» **Work required**: From the listing below, return each line that includes "this".

» **Available records**:

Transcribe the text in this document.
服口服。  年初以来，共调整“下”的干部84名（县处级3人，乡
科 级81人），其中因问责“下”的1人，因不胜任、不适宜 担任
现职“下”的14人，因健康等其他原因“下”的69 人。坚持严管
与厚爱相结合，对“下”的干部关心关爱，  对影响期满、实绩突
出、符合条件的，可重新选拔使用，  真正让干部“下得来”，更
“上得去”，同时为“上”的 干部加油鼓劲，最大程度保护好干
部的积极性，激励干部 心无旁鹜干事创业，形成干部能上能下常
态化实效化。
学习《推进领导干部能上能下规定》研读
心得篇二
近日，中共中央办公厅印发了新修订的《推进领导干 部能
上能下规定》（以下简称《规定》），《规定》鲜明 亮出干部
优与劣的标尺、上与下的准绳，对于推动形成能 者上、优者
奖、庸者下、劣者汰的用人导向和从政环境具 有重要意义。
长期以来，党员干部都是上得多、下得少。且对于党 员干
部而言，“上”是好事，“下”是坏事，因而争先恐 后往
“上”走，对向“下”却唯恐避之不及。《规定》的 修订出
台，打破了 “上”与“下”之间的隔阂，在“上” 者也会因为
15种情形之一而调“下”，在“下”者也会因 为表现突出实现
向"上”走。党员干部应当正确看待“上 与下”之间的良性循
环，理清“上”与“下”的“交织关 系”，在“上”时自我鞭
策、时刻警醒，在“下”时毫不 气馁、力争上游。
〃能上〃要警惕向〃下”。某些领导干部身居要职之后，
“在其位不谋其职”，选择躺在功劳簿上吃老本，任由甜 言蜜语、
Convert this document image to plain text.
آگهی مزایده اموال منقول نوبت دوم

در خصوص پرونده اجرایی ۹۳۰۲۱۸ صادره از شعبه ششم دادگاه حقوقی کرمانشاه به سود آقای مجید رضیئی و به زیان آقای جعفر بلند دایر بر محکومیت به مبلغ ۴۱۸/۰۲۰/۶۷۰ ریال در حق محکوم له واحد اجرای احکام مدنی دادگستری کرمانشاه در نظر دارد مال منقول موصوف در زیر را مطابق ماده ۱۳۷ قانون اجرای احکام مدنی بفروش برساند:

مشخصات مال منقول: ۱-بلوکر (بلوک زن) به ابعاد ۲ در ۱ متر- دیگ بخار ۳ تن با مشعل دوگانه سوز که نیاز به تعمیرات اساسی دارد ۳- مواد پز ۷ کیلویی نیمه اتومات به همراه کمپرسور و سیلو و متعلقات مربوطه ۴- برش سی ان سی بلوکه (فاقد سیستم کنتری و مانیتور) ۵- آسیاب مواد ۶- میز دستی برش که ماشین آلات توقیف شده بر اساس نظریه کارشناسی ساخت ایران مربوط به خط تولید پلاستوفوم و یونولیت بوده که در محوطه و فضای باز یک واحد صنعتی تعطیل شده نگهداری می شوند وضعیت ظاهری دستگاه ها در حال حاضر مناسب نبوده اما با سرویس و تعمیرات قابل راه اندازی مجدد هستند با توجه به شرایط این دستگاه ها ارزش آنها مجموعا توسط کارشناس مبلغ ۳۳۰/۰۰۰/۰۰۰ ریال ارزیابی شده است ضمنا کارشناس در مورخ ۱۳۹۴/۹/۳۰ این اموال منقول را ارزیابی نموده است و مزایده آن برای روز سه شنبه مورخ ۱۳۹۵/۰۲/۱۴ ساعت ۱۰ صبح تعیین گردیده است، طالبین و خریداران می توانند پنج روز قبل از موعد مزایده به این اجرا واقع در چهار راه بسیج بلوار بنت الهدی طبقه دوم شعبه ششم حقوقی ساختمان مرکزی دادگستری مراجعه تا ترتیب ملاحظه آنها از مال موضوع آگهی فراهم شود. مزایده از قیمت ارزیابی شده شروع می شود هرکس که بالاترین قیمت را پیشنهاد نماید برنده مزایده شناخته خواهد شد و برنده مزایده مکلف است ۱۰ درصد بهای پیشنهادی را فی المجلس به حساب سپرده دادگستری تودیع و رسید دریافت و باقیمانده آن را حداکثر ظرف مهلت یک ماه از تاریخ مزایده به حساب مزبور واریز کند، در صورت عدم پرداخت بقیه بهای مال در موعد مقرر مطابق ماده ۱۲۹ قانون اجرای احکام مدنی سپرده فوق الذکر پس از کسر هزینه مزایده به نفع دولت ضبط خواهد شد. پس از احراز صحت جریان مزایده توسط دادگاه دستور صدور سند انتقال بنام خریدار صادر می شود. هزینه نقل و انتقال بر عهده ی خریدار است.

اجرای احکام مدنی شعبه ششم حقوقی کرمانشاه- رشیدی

» **Finished answer**:
Transcribe the text in this document.
Convert this document image to plain text.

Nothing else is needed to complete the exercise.